> [Record list]
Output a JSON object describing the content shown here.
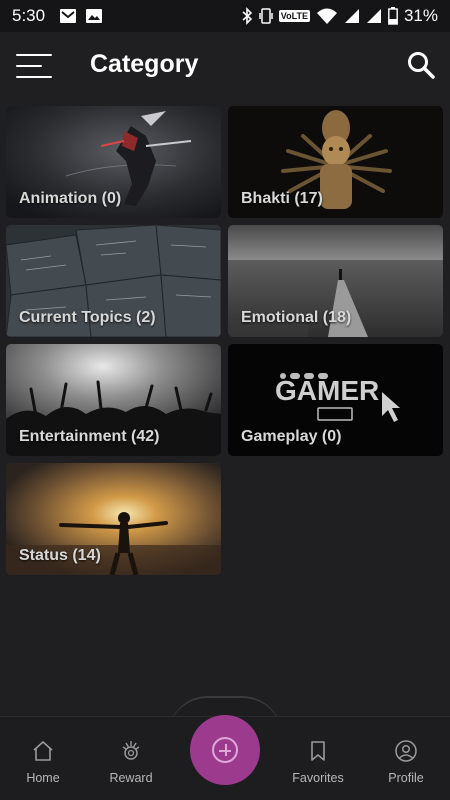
{
  "status_bar": {
    "time": "5:30",
    "network_badge": "VoLTE",
    "battery": "31%"
  },
  "header": {
    "title": "Category"
  },
  "categories": [
    {
      "label": "Animation (0)",
      "image": "animation-warrior"
    },
    {
      "label": "Bhakti  (17)",
      "image": "deity-statue"
    },
    {
      "label": "Current Topics (2)",
      "image": "chalkboard"
    },
    {
      "label": "Emotional  (18)",
      "image": "pier-sea"
    },
    {
      "label": "Entertainment  (42)",
      "image": "concert-crowd"
    },
    {
      "label": "Gameplay  (0)",
      "image": "gamer-logo"
    },
    {
      "label": "Status (14)",
      "image": "sunset-silhouette"
    }
  ],
  "gamer_logo_text": "GAMER",
  "bottom_nav": {
    "home": "Home",
    "reward": "Reward",
    "favorites": "Favorites",
    "profile": "Profile"
  },
  "colors": {
    "background": "#1f1e20",
    "fab": "#9c3a8e",
    "nav_background": "#1d1c1e"
  }
}
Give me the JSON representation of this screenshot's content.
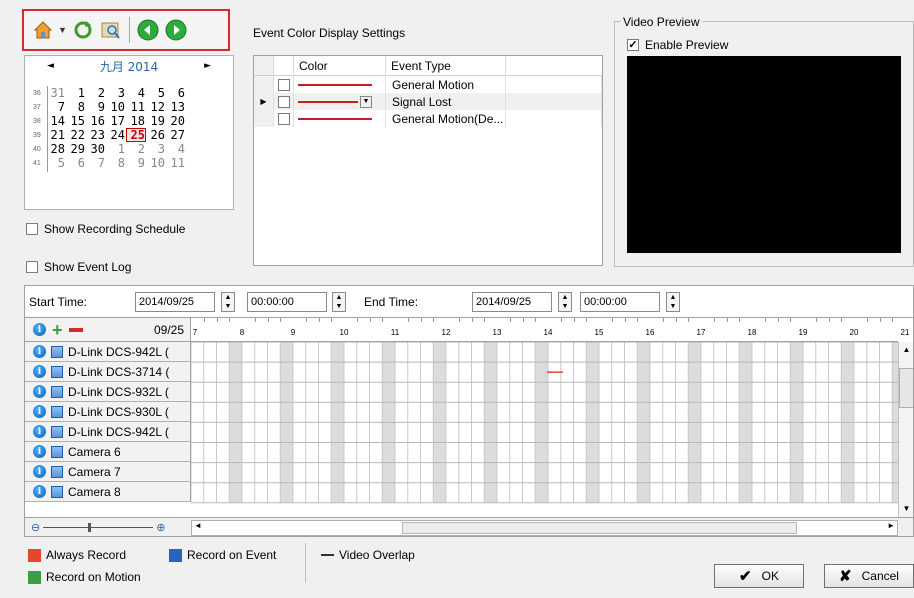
{
  "toolbar": {
    "buttons": [
      "home-icon",
      "refresh-icon",
      "search-icon",
      "previous-icon",
      "next-icon"
    ]
  },
  "calendar": {
    "month_label": "九月 2014",
    "prev_label": "◄",
    "next_label": "►",
    "weeks": [
      {
        "wk": "36",
        "days": [
          "31",
          "1",
          "2",
          "3",
          "4",
          "5",
          "6"
        ],
        "dim": [
          true,
          false,
          false,
          false,
          false,
          false,
          false
        ]
      },
      {
        "wk": "37",
        "days": [
          "7",
          "8",
          "9",
          "10",
          "11",
          "12",
          "13"
        ],
        "dim": [
          false,
          false,
          false,
          false,
          false,
          false,
          false
        ]
      },
      {
        "wk": "38",
        "days": [
          "14",
          "15",
          "16",
          "17",
          "18",
          "19",
          "20"
        ],
        "dim": [
          false,
          false,
          false,
          false,
          false,
          false,
          false
        ]
      },
      {
        "wk": "39",
        "days": [
          "21",
          "22",
          "23",
          "24",
          "25",
          "26",
          "27"
        ],
        "dim": [
          false,
          false,
          false,
          false,
          false,
          false,
          false
        ]
      },
      {
        "wk": "40",
        "days": [
          "28",
          "29",
          "30",
          "1",
          "2",
          "3",
          "4"
        ],
        "dim": [
          false,
          false,
          false,
          true,
          true,
          true,
          true
        ]
      },
      {
        "wk": "41",
        "days": [
          "5",
          "6",
          "7",
          "8",
          "9",
          "10",
          "11"
        ],
        "dim": [
          true,
          true,
          true,
          true,
          true,
          true,
          true
        ]
      }
    ],
    "today": "25"
  },
  "options": {
    "show_recording_schedule": "Show Recording Schedule",
    "show_event_log": "Show Event Log"
  },
  "event_settings": {
    "title": "Event Color Display Settings",
    "col_color": "Color",
    "col_event_type": "Event Type",
    "rows": [
      {
        "event_type": "General Motion",
        "color": "#c81e1e"
      },
      {
        "event_type": "Signal Lost",
        "color": "#c81e1e"
      },
      {
        "event_type": "General Motion(De...",
        "color": "#c81e1e"
      }
    ]
  },
  "video_preview": {
    "title": "Video Preview",
    "enable_label": "Enable Preview",
    "enabled": true
  },
  "timebar": {
    "start_label": "Start Time:",
    "start_date": "2014/09/25",
    "start_time": "00:00:00",
    "end_label": "End Time:",
    "end_date": "2014/09/25",
    "end_time": "00:00:00"
  },
  "timeline": {
    "date_label": "09/25",
    "hours": [
      "7",
      "8",
      "9",
      "10",
      "11",
      "12",
      "13",
      "14",
      "15",
      "16",
      "17",
      "18",
      "19",
      "20",
      "21"
    ],
    "cameras": [
      "D-Link DCS-942L (",
      "D-Link DCS-3714 (",
      "D-Link DCS-932L (",
      "D-Link DCS-930L (",
      "D-Link DCS-942L (",
      "Camera 6",
      "Camera 7",
      "Camera 8"
    ]
  },
  "legend": {
    "always_record": "Always Record",
    "record_on_event": "Record on Event",
    "record_on_motion": "Record on Motion",
    "video_overlap": "Video Overlap",
    "colors": {
      "always": "#e8452e",
      "event": "#2b62c0",
      "motion": "#3aa046"
    }
  },
  "buttons": {
    "ok": "OK",
    "cancel": "Cancel"
  }
}
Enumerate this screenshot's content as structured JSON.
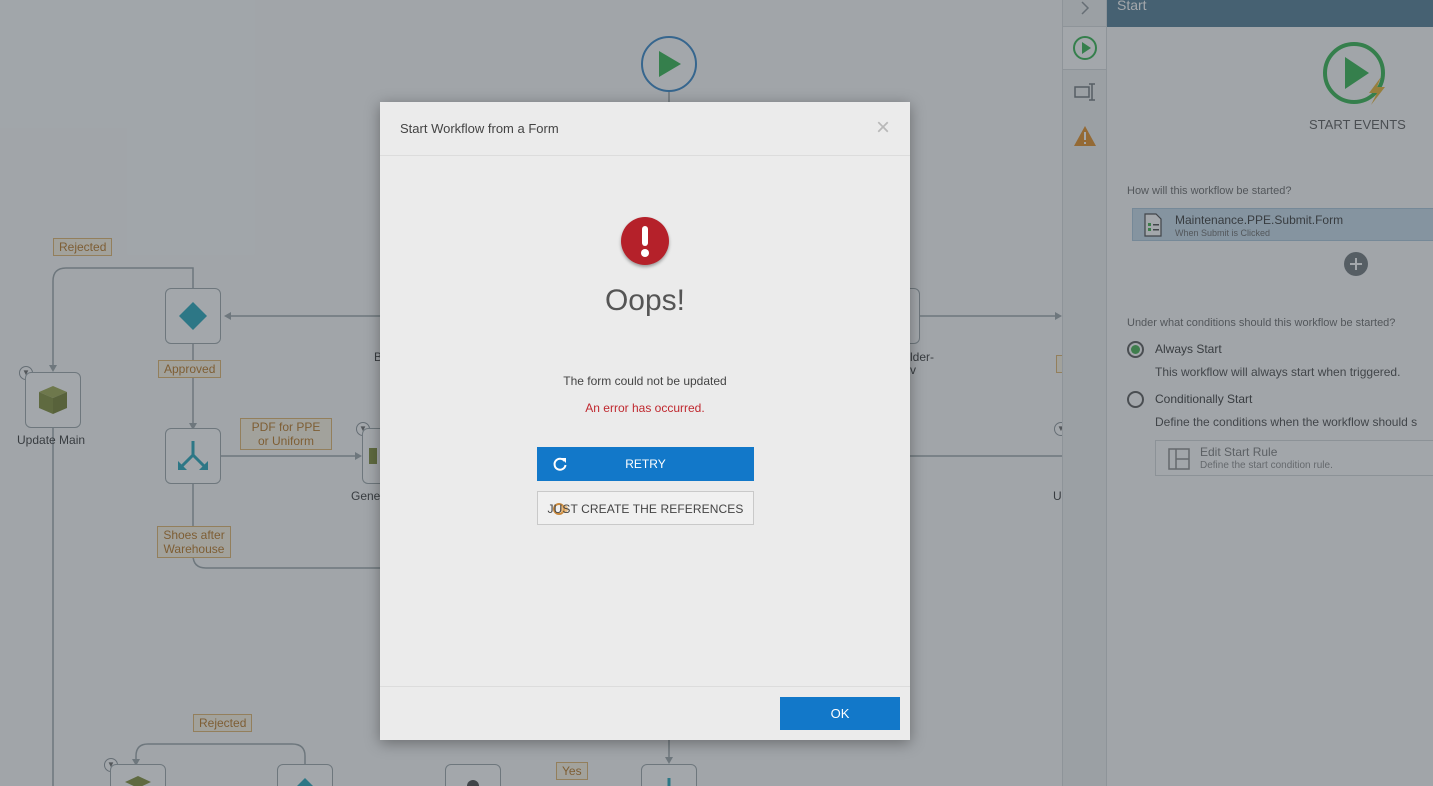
{
  "canvas": {
    "labels": {
      "rejected_top": "Rejected",
      "approved": "Approved",
      "pdf_for_ppe": "PDF for PPE or Uniform",
      "shoes_after_warehouse": "Shoes after Warehouse",
      "rejected_bottom": "Rejected",
      "yes": "Yes"
    },
    "captions": {
      "update_main": "Update Main",
      "gene_partial": "Gene",
      "b_partial": "B",
      "folder_partial": "lder-",
      "folder_partial2": "v",
      "u_partial": "U"
    }
  },
  "panel": {
    "header": "Start",
    "start_events_label": "START EVENTS",
    "question_how": "How will this workflow be started?",
    "start_item": {
      "name": "Maintenance.PPE.Submit.Form",
      "subtitle": "When Submit is Clicked"
    },
    "question_conditions": "Under what conditions should this workflow be started?",
    "always": {
      "label": "Always Start",
      "desc": "This workflow will always start when triggered."
    },
    "conditional": {
      "label": "Conditionally Start",
      "desc": "Define the conditions when the workflow should s"
    },
    "rule": {
      "title": "Edit Start Rule",
      "subtitle": "Define the start condition rule."
    }
  },
  "modal": {
    "title": "Start Workflow from a Form",
    "close_glyph": "×",
    "heading": "Oops!",
    "message": "The form could not be updated",
    "error": "An error has occurred.",
    "retry_label": "RETRY",
    "refs_label": "JUST CREATE THE REFERENCES",
    "ok_label": "OK"
  },
  "colors": {
    "primary_button": "#1278c9",
    "error_red": "#b5212a",
    "tag_border": "#e0b368",
    "panel_header": "#4d7a92",
    "radio_on": "#3fae49"
  },
  "icons": [
    "play-icon",
    "start-events-icon",
    "form-icon",
    "add-icon",
    "warning-icon",
    "rule-icon",
    "refresh-icon",
    "error-icon"
  ]
}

> [Task requirements]
Reproduce the full listing above verbatim, with no pictures included.

> [Solution for this task]
Output a JSON object describing the content shown here.
{
  "status_bar": {
    "time": "5:30",
    "network_badge": "VoLTE",
    "battery": "31%"
  },
  "header": {
    "title": "Category"
  },
  "categories": [
    {
      "label": "Animation (0)",
      "image": "animation-warrior"
    },
    {
      "label": "Bhakti  (17)",
      "image": "deity-statue"
    },
    {
      "label": "Current Topics (2)",
      "image": "chalkboard"
    },
    {
      "label": "Emotional  (18)",
      "image": "pier-sea"
    },
    {
      "label": "Entertainment  (42)",
      "image": "concert-crowd"
    },
    {
      "label": "Gameplay  (0)",
      "image": "gamer-logo"
    },
    {
      "label": "Status (14)",
      "image": "sunset-silhouette"
    }
  ],
  "gamer_logo_text": "GAMER",
  "bottom_nav": {
    "home": "Home",
    "reward": "Reward",
    "favorites": "Favorites",
    "profile": "Profile"
  },
  "colors": {
    "background": "#1f1e20",
    "fab": "#9c3a8e",
    "nav_background": "#1d1c1e"
  }
}
Give me the JSON representation of this screenshot's content.
{
  "toolbar": {
    "buttons": [
      "home-icon",
      "refresh-icon",
      "search-icon",
      "previous-icon",
      "next-icon"
    ]
  },
  "calendar": {
    "month_label": "九月 2014",
    "prev_label": "◄",
    "next_label": "►",
    "weeks": [
      {
        "wk": "36",
        "days": [
          "31",
          "1",
          "2",
          "3",
          "4",
          "5",
          "6"
        ],
        "dim": [
          true,
          false,
          false,
          false,
          false,
          false,
          false
        ]
      },
      {
        "wk": "37",
        "days": [
          "7",
          "8",
          "9",
          "10",
          "11",
          "12",
          "13"
        ],
        "dim": [
          false,
          false,
          false,
          false,
          false,
          false,
          false
        ]
      },
      {
        "wk": "38",
        "days": [
          "14",
          "15",
          "16",
          "17",
          "18",
          "19",
          "20"
        ],
        "dim": [
          false,
          false,
          false,
          false,
          false,
          false,
          false
        ]
      },
      {
        "wk": "39",
        "days": [
          "21",
          "22",
          "23",
          "24",
          "25",
          "26",
          "27"
        ],
        "dim": [
          false,
          false,
          false,
          false,
          false,
          false,
          false
        ]
      },
      {
        "wk": "40",
        "days": [
          "28",
          "29",
          "30",
          "1",
          "2",
          "3",
          "4"
        ],
        "dim": [
          false,
          false,
          false,
          true,
          true,
          true,
          true
        ]
      },
      {
        "wk": "41",
        "days": [
          "5",
          "6",
          "7",
          "8",
          "9",
          "10",
          "11"
        ],
        "dim": [
          true,
          true,
          true,
          true,
          true,
          true,
          true
        ]
      }
    ],
    "today": "25"
  },
  "options": {
    "show_recording_schedule": "Show Recording Schedule",
    "show_event_log": "Show Event Log"
  },
  "event_settings": {
    "title": "Event Color Display Settings",
    "col_color": "Color",
    "col_event_type": "Event Type",
    "rows": [
      {
        "event_type": "General Motion",
        "color": "#c81e1e"
      },
      {
        "event_type": "Signal Lost",
        "color": "#c81e1e"
      },
      {
        "event_type": "General Motion(De...",
        "color": "#c81e1e"
      }
    ]
  },
  "video_preview": {
    "title": "Video Preview",
    "enable_label": "Enable Preview",
    "enabled": true
  },
  "timebar": {
    "start_label": "Start Time:",
    "start_date": "2014/09/25",
    "start_time": "00:00:00",
    "end_label": "End Time:",
    "end_date": "2014/09/25",
    "end_time": "00:00:00"
  },
  "timeline": {
    "date_label": "09/25",
    "hours": [
      "7",
      "8",
      "9",
      "10",
      "11",
      "12",
      "13",
      "14",
      "15",
      "16",
      "17",
      "18",
      "19",
      "20",
      "21"
    ],
    "cameras": [
      "D-Link DCS-942L (",
      "D-Link DCS-3714 (",
      "D-Link DCS-932L (",
      "D-Link DCS-930L (",
      "D-Link DCS-942L (",
      "Camera 6",
      "Camera 7",
      "Camera 8"
    ]
  },
  "legend": {
    "always_record": "Always Record",
    "record_on_event": "Record on Event",
    "record_on_motion": "Record on Motion",
    "video_overlap": "Video Overlap",
    "colors": {
      "always": "#e8452e",
      "event": "#2b62c0",
      "motion": "#3aa046"
    }
  },
  "buttons": {
    "ok": "OK",
    "cancel": "Cancel"
  }
}
Enumerate this screenshot's content as structured JSON.
{
  "canvas": {
    "labels": {
      "rejected_top": "Rejected",
      "approved": "Approved",
      "pdf_for_ppe": "PDF for PPE or Uniform",
      "shoes_after_warehouse": "Shoes after Warehouse",
      "rejected_bottom": "Rejected",
      "yes": "Yes"
    },
    "captions": {
      "update_main": "Update Main",
      "gene_partial": "Gene",
      "b_partial": "B",
      "folder_partial": "lder-",
      "folder_partial2": "v",
      "u_partial": "U"
    }
  },
  "panel": {
    "header": "Start",
    "start_events_label": "START EVENTS",
    "question_how": "How will this workflow be started?",
    "start_item": {
      "name": "Maintenance.PPE.Submit.Form",
      "subtitle": "When Submit is Clicked"
    },
    "question_conditions": "Under what conditions should this workflow be started?",
    "always": {
      "label": "Always Start",
      "desc": "This workflow will always start when triggered."
    },
    "conditional": {
      "label": "Conditionally Start",
      "desc": "Define the conditions when the workflow should s"
    },
    "rule": {
      "title": "Edit Start Rule",
      "subtitle": "Define the start condition rule."
    }
  },
  "modal": {
    "title": "Start Workflow from a Form",
    "close_glyph": "×",
    "heading": "Oops!",
    "message": "The form could not be updated",
    "error": "An error has occurred.",
    "retry_label": "RETRY",
    "refs_label": "JUST CREATE THE REFERENCES",
    "ok_label": "OK"
  },
  "colors": {
    "primary_button": "#1278c9",
    "error_red": "#b5212a",
    "tag_border": "#e0b368",
    "panel_header": "#4d7a92",
    "radio_on": "#3fae49"
  },
  "icons": [
    "play-icon",
    "start-events-icon",
    "form-icon",
    "add-icon",
    "warning-icon",
    "rule-icon",
    "refresh-icon",
    "error-icon"
  ]
}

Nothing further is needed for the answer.